## WHAT YOU NEED TO DO:
Transcribe the listing verbatim. Do not carry over any pictures.

## DATA ENTRIES:
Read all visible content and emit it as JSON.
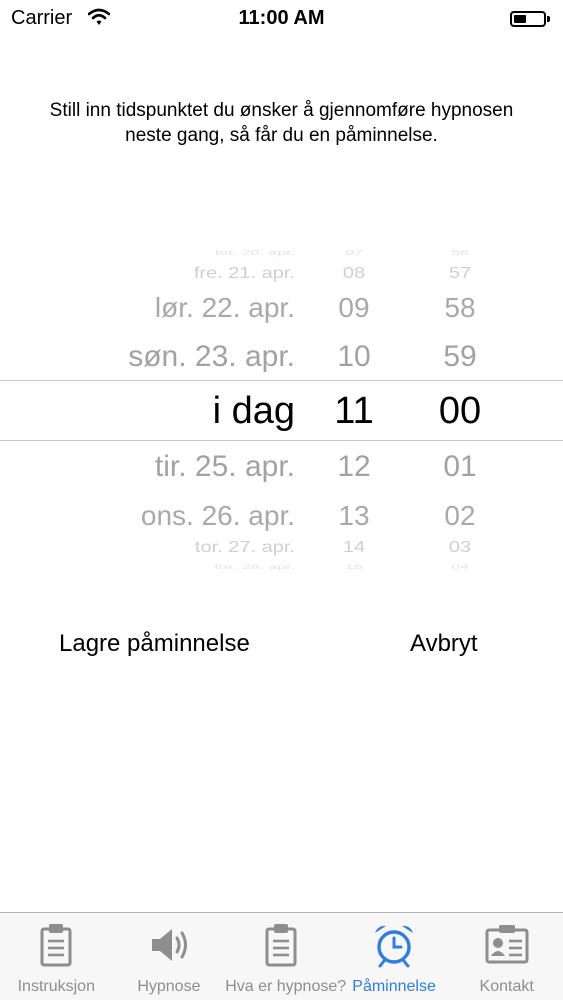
{
  "status_bar": {
    "carrier": "Carrier",
    "time": "11:00 AM"
  },
  "instruction": "Still inn tidspunktet du ønsker å gjennomføre hypnosen neste gang, så får du en påminnelse.",
  "picker": {
    "rows": [
      {
        "date": "tor. 20. apr.",
        "hour": "07",
        "minute": "56"
      },
      {
        "date": "fre. 21. apr.",
        "hour": "08",
        "minute": "57"
      },
      {
        "date": "lør. 22. apr.",
        "hour": "09",
        "minute": "58"
      },
      {
        "date": "søn. 23. apr.",
        "hour": "10",
        "minute": "59"
      },
      {
        "date": "i dag",
        "hour": "11",
        "minute": "00"
      },
      {
        "date": "tir. 25. apr.",
        "hour": "12",
        "minute": "01"
      },
      {
        "date": "ons. 26. apr.",
        "hour": "13",
        "minute": "02"
      },
      {
        "date": "tor. 27. apr.",
        "hour": "14",
        "minute": "03"
      },
      {
        "date": "fre. 28. apr.",
        "hour": "15",
        "minute": "04"
      }
    ],
    "selected_index": 4
  },
  "actions": {
    "save_label": "Lagre påminnelse",
    "cancel_label": "Avbryt"
  },
  "tabbar": {
    "tabs": [
      {
        "label": "Instruksjon",
        "icon": "clipboard-icon"
      },
      {
        "label": "Hypnose",
        "icon": "speaker-icon"
      },
      {
        "label": "Hva er hypnose?",
        "icon": "clipboard-icon"
      },
      {
        "label": "Påminnelse",
        "icon": "alarm-clock-icon"
      },
      {
        "label": "Kontakt",
        "icon": "contact-card-icon"
      }
    ],
    "active_index": 3
  },
  "colors": {
    "accent": "#2f7de1",
    "inactive": "#8e8e8e",
    "tabbar_bg": "#f7f7f7"
  }
}
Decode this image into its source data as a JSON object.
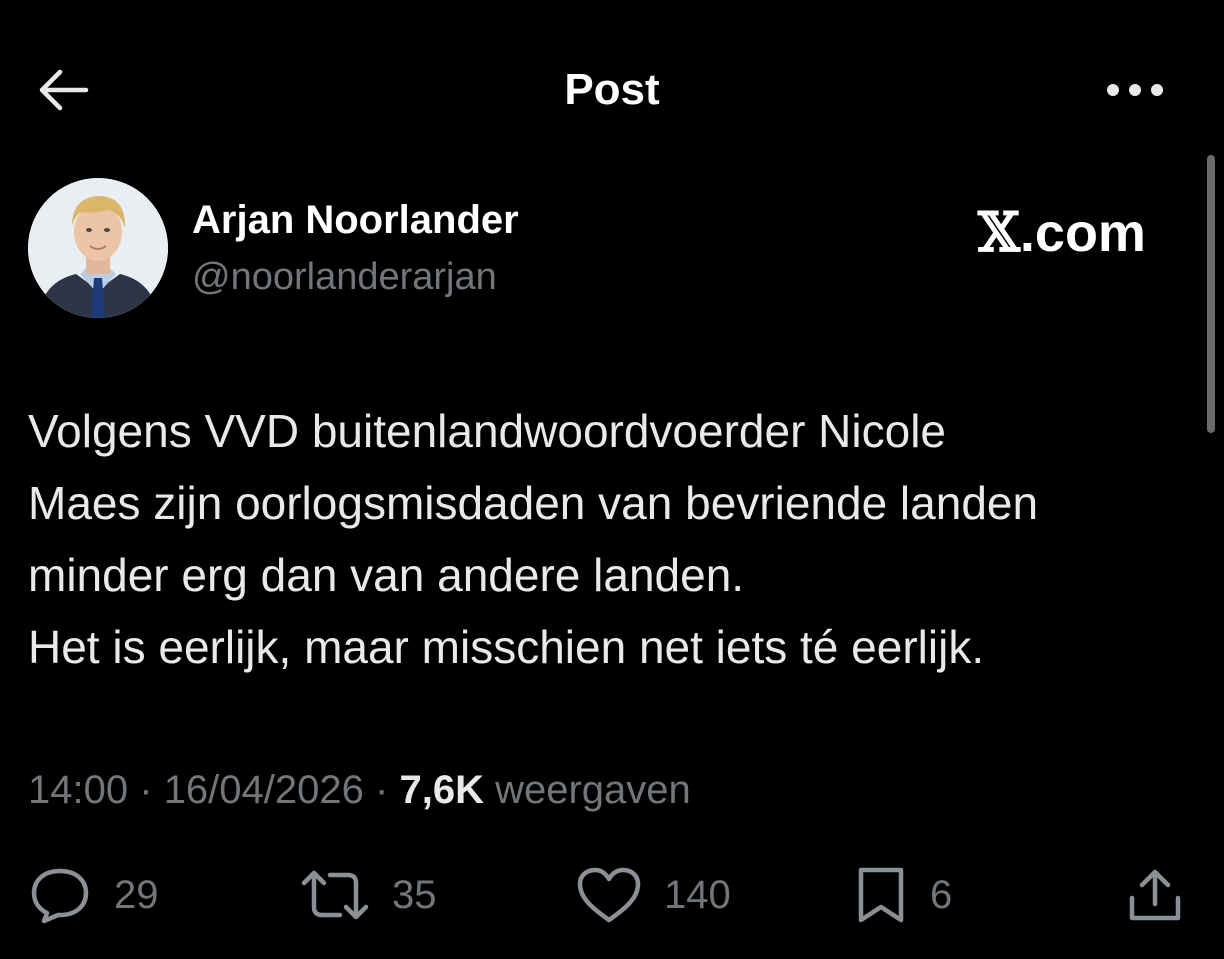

## EXPECTED ANSWER:
Read all visible content and emit it as JSON.
{
  "status_bar": {
    "carrier": "Carrier",
    "time": "11:00 AM"
  },
  "instruction": "Still inn tidspunktet du ønsker å gjennomføre hypnosen neste gang, så får du en påminnelse.",
  "picker": {
    "rows": [
      {
        "date": "tor. 20. apr.",
        "hour": "07",
        "minute": "56"
      },
      {
        "date": "fre. 21. apr.",
        "hour": "08",
        "minute": "57"
      },
      {
        "date": "lør. 22. apr.",
        "hour": "09",
        "minute": "58"
      },
      {
        "date": "søn. 23. apr.",
        "hour": "10",
        "minute": "59"
      },
      {
        "date": "i dag",
        "hour": "11",
        "minute": "00"
      },
      {
        "date": "tir. 25. apr.",
        "hour": "12",
        "minute": "01"
      },
      {
        "date": "ons. 26. apr.",
        "hour": "13",
        "minute": "02"
      },
      {
        "date": "tor. 27. apr.",
        "hour": "14",
        "minute": "03"
      },
      {
        "date": "fre. 28. apr.",
        "hour": "15",
        "minute": "04"
      }
    ],
    "selected_index": 4
  },
  "actions": {
    "save_label": "Lagre påminnelse",
    "cancel_label": "Avbryt"
  },
  "tabbar": {
    "tabs": [
      {
        "label": "Instruksjon",
        "icon": "clipboard-icon"
      },
      {
        "label": "Hypnose",
        "icon": "speaker-icon"
      },
      {
        "label": "Hva er hypnose?",
        "icon": "clipboard-icon"
      },
      {
        "label": "Påminnelse",
        "icon": "alarm-clock-icon"
      },
      {
        "label": "Kontakt",
        "icon": "contact-card-icon"
      }
    ],
    "active_index": 3
  },
  "colors": {
    "accent": "#2f7de1",
    "inactive": "#8e8e8e",
    "tabbar_bg": "#f7f7f7"
  }
}
Decode this image into its source data as a JSON object.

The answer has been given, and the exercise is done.